Material provided
********

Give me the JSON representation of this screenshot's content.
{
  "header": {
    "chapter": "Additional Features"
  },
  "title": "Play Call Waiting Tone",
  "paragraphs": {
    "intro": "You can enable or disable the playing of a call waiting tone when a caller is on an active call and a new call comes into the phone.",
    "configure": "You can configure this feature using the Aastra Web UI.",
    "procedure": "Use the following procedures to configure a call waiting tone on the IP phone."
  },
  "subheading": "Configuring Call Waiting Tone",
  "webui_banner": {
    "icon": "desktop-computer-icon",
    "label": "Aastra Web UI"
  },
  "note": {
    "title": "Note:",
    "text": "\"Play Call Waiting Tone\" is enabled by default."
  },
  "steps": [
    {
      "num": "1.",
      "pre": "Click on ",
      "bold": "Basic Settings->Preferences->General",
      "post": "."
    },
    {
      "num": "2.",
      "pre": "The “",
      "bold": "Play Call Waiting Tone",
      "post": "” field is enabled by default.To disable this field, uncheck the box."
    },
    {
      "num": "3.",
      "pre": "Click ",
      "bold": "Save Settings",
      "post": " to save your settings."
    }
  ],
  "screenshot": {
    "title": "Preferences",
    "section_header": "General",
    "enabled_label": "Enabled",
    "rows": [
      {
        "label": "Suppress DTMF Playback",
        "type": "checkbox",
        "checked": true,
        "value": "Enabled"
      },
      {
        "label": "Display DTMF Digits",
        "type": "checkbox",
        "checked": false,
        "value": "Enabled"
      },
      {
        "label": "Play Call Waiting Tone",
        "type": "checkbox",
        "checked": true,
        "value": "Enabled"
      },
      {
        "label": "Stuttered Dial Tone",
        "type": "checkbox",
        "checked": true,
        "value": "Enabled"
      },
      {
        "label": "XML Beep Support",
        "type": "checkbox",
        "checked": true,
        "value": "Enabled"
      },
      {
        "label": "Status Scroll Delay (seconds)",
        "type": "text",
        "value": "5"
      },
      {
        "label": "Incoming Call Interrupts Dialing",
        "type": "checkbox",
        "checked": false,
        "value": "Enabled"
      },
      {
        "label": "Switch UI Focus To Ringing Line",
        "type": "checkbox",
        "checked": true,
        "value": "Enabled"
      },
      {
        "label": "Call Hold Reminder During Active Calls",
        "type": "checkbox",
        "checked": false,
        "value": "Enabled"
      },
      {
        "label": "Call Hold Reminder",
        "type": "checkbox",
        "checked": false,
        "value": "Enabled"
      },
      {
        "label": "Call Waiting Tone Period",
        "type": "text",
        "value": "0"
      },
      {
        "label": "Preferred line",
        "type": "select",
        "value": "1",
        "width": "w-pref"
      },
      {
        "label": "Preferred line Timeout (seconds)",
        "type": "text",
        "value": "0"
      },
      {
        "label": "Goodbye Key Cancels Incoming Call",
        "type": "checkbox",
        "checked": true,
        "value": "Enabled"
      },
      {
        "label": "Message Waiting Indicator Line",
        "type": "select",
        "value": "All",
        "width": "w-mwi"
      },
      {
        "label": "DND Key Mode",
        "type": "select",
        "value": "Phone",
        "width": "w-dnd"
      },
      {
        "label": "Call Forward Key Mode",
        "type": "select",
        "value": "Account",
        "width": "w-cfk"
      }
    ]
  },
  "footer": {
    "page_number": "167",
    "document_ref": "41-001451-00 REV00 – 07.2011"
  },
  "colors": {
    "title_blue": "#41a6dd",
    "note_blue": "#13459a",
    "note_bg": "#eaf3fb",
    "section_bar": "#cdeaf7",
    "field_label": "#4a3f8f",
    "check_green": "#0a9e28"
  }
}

********

Instructions for the task
The records above are to be repeated exactly, in their entirety.

Result of the exercise
Give me the JSON representation of this screenshot's content.
{
  "header": {
    "chapter": "Additional Features"
  },
  "title": "Play Call Waiting Tone",
  "paragraphs": {
    "intro": "You can enable or disable the playing of a call waiting tone when a caller is on an active call and a new call comes into the phone.",
    "configure": "You can configure this feature using the Aastra Web UI.",
    "procedure": "Use the following procedures to configure a call waiting tone on the IP phone."
  },
  "subheading": "Configuring Call Waiting Tone",
  "webui_banner": {
    "icon": "desktop-computer-icon",
    "label": "Aastra Web UI"
  },
  "note": {
    "title": "Note:",
    "text": "\"Play Call Waiting Tone\" is enabled by default."
  },
  "steps": [
    {
      "num": "1.",
      "pre": "Click on ",
      "bold": "Basic Settings->Preferences->General",
      "post": "."
    },
    {
      "num": "2.",
      "pre": "The “",
      "bold": "Play Call Waiting Tone",
      "post": "” field is enabled by default.To disable this field, uncheck the box."
    },
    {
      "num": "3.",
      "pre": "Click ",
      "bold": "Save Settings",
      "post": " to save your settings."
    }
  ],
  "screenshot": {
    "title": "Preferences",
    "section_header": "General",
    "enabled_label": "Enabled",
    "rows": [
      {
        "label": "Suppress DTMF Playback",
        "type": "checkbox",
        "checked": true,
        "value": "Enabled"
      },
      {
        "label": "Display DTMF Digits",
        "type": "checkbox",
        "checked": false,
        "value": "Enabled"
      },
      {
        "label": "Play Call Waiting Tone",
        "type": "checkbox",
        "checked": true,
        "value": "Enabled"
      },
      {
        "label": "Stuttered Dial Tone",
        "type": "checkbox",
        "checked": true,
        "value": "Enabled"
      },
      {
        "label": "XML Beep Support",
        "type": "checkbox",
        "checked": true,
        "value": "Enabled"
      },
      {
        "label": "Status Scroll Delay (seconds)",
        "type": "text",
        "value": "5"
      },
      {
        "label": "Incoming Call Interrupts Dialing",
        "type": "checkbox",
        "checked": false,
        "value": "Enabled"
      },
      {
        "label": "Switch UI Focus To Ringing Line",
        "type": "checkbox",
        "checked": true,
        "value": "Enabled"
      },
      {
        "label": "Call Hold Reminder During Active Calls",
        "type": "checkbox",
        "checked": false,
        "value": "Enabled"
      },
      {
        "label": "Call Hold Reminder",
        "type": "checkbox",
        "checked": false,
        "value": "Enabled"
      },
      {
        "label": "Call Waiting Tone Period",
        "type": "text",
        "value": "0"
      },
      {
        "label": "Preferred line",
        "type": "select",
        "value": "1",
        "width": "w-pref"
      },
      {
        "label": "Preferred line Timeout (seconds)",
        "type": "text",
        "value": "0"
      },
      {
        "label": "Goodbye Key Cancels Incoming Call",
        "type": "checkbox",
        "checked": true,
        "value": "Enabled"
      },
      {
        "label": "Message Waiting Indicator Line",
        "type": "select",
        "value": "All",
        "width": "w-mwi"
      },
      {
        "label": "DND Key Mode",
        "type": "select",
        "value": "Phone",
        "width": "w-dnd"
      },
      {
        "label": "Call Forward Key Mode",
        "type": "select",
        "value": "Account",
        "width": "w-cfk"
      }
    ]
  },
  "footer": {
    "page_number": "167",
    "document_ref": "41-001451-00 REV00 – 07.2011"
  },
  "colors": {
    "title_blue": "#41a6dd",
    "note_blue": "#13459a",
    "note_bg": "#eaf3fb",
    "section_bar": "#cdeaf7",
    "field_label": "#4a3f8f",
    "check_green": "#0a9e28"
  }
}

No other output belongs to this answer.